Count the lines in the material below that contain the string "space", and give only that number.

###

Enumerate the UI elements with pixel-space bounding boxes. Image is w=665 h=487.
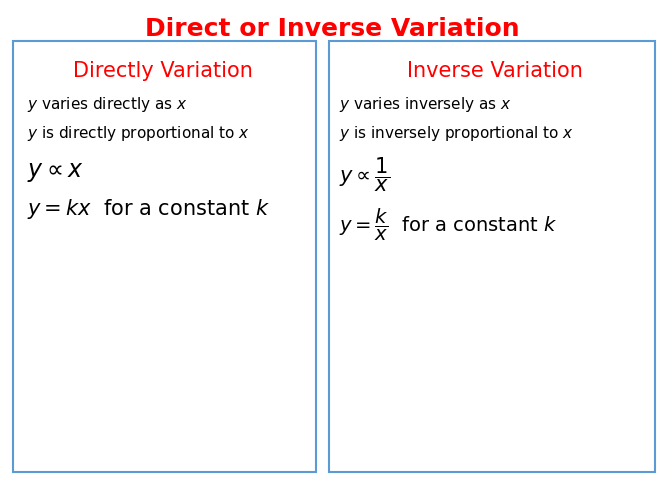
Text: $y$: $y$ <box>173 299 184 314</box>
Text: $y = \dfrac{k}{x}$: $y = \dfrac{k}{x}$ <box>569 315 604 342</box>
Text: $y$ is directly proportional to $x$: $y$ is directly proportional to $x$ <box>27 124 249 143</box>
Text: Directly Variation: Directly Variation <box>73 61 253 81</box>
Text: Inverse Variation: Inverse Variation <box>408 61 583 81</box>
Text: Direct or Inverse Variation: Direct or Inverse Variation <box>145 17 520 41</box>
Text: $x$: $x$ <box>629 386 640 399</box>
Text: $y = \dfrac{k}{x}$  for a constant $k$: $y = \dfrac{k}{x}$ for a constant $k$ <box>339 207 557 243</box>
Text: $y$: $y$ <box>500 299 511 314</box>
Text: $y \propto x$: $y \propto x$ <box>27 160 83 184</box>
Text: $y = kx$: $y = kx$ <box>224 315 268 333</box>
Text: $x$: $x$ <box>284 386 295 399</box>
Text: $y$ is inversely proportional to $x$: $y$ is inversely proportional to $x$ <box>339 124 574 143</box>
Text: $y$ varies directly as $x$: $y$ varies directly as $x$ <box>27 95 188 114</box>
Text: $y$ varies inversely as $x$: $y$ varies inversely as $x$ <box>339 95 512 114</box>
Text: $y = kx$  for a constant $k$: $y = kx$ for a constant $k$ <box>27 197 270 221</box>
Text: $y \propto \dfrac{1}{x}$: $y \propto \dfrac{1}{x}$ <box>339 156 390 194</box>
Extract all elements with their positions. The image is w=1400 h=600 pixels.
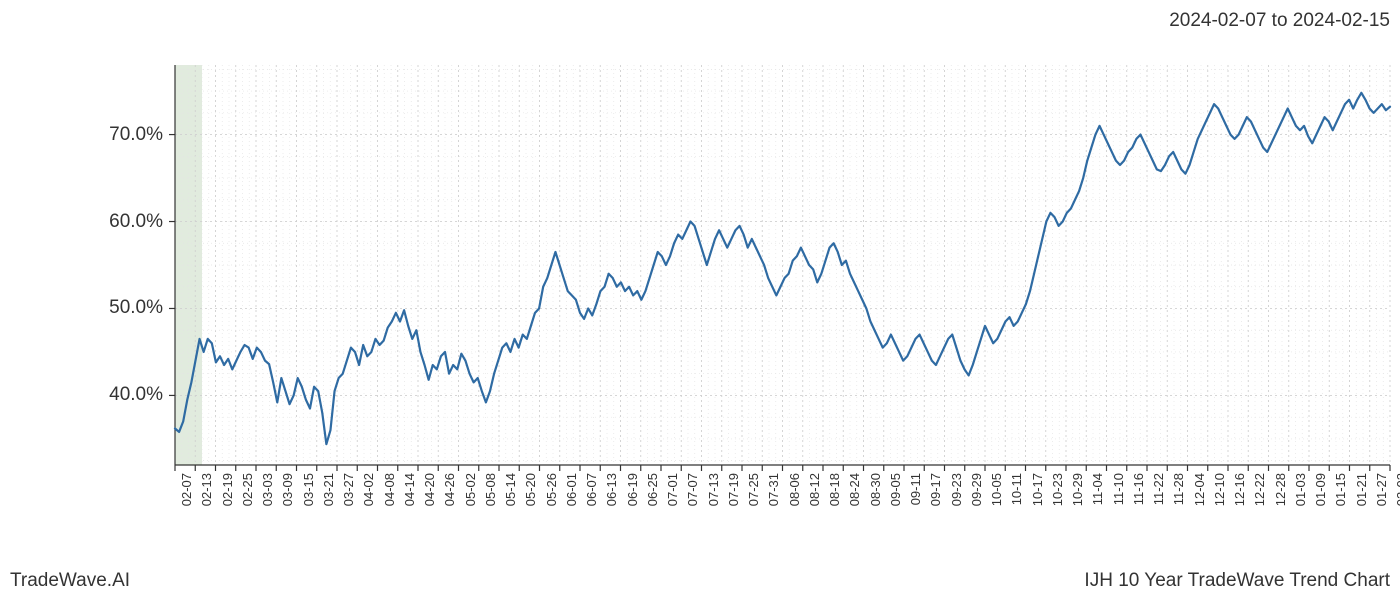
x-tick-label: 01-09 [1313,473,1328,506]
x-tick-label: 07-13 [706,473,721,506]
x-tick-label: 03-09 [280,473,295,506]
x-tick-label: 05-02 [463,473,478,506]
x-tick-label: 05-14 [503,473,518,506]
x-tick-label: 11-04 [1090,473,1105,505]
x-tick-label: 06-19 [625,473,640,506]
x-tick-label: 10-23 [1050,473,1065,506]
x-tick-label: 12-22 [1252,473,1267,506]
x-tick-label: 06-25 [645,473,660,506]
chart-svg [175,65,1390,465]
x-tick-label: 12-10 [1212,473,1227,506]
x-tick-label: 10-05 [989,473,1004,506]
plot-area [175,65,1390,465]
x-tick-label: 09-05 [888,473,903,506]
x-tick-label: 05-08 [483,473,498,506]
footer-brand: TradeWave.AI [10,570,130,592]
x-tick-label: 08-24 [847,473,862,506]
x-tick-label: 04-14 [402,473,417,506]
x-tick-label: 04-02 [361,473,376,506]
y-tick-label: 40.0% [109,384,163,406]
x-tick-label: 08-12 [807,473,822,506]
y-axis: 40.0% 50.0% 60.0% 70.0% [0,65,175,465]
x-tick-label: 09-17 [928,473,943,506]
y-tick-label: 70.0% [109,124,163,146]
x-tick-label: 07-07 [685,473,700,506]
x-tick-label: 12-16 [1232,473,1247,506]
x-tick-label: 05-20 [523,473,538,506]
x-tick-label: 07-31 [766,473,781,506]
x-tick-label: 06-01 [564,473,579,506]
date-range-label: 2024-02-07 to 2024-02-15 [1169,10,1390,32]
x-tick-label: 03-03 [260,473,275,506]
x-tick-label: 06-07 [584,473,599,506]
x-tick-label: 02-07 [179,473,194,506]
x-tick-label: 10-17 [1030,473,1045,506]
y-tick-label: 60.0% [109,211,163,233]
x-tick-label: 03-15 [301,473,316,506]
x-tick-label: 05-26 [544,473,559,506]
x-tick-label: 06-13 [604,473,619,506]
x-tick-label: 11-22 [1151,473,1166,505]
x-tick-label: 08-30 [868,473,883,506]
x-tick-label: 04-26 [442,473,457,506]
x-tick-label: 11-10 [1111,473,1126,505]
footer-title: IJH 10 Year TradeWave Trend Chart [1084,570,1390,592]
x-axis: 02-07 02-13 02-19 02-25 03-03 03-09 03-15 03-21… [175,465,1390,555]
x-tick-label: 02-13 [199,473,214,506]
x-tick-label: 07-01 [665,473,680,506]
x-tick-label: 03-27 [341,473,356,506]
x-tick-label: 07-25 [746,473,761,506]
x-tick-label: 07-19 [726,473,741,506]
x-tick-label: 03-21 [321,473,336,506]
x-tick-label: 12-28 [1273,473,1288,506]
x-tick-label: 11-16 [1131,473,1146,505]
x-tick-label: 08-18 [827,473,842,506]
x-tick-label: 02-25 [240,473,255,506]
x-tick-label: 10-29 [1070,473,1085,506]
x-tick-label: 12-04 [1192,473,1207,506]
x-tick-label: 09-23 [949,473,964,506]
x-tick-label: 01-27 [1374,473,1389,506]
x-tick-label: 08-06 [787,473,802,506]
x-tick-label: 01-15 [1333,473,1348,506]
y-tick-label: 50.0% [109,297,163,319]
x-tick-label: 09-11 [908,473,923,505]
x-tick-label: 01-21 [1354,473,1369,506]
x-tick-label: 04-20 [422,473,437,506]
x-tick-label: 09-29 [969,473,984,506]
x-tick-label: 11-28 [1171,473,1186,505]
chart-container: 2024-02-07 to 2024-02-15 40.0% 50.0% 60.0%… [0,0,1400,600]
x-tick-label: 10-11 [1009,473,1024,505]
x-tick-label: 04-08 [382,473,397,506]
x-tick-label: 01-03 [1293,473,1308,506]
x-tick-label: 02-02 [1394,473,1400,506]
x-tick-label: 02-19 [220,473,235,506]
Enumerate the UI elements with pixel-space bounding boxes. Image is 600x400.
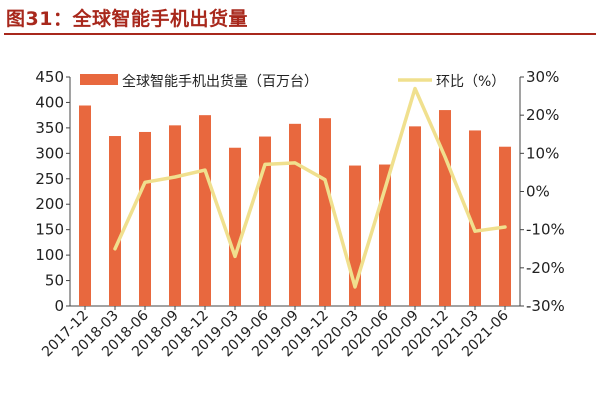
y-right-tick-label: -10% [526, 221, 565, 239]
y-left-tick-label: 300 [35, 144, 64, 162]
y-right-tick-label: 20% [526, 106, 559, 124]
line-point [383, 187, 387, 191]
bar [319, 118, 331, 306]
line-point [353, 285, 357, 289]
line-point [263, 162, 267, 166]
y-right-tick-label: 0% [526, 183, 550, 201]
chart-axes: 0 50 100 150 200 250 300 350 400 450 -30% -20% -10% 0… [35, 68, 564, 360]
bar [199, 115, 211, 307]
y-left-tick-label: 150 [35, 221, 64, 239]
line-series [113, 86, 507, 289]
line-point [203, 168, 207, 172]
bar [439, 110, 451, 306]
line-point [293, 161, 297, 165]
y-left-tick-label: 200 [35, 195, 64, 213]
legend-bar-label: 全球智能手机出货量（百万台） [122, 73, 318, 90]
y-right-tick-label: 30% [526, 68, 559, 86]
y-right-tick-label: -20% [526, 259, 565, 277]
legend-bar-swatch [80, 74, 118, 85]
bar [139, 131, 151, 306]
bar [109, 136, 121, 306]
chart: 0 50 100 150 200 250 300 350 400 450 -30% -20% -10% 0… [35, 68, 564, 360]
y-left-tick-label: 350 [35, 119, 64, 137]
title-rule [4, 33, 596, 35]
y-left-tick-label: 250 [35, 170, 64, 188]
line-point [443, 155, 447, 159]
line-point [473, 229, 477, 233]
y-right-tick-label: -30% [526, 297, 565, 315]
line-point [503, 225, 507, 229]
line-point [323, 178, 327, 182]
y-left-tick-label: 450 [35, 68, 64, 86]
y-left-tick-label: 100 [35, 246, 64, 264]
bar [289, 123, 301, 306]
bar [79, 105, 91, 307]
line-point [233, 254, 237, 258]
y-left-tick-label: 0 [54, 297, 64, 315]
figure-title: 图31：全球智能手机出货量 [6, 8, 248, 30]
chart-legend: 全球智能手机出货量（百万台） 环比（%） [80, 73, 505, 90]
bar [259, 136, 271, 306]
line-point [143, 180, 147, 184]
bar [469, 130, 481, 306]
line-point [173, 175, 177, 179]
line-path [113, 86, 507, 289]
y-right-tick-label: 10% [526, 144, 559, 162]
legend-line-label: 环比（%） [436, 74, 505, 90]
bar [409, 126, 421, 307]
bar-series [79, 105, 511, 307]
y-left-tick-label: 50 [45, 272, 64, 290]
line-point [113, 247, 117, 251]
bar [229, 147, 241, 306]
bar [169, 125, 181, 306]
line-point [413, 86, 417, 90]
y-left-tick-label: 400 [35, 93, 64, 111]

###

_Answer for this exercise_
2